Reproduce every line of the material below, but drop the pictures.

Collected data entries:
........

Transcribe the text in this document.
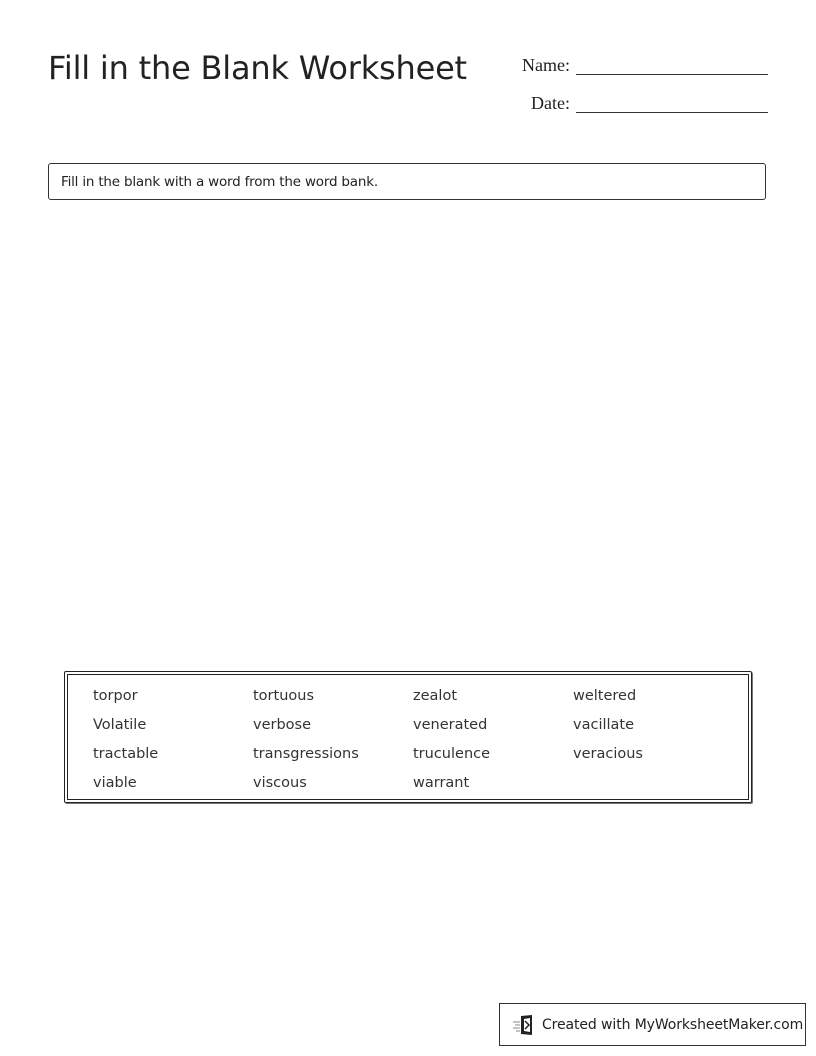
Fill in the Blank Worksheet	Name:
Date:
Fill in the blank with a word from the word bank.
torpor	tortuous	zealot	weltered
Volatile	verbose	venerated	vacillate
tractable	transgressions	truculence	veracious
viable	viscous	warrant
Created with MyWorksheetMaker.com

........

→ **Solution for this exercise**
Transcribe the text in this document.
Fill in the Blank Worksheet	Name:
Date:
Fill in the blank with a word from the word bank.
torpor	tortuous	zealot	weltered
Volatile	verbose	venerated	vacillate
tractable	transgressions	truculence	veracious
viable	viscous	warrant
Created with MyWorksheetMaker.com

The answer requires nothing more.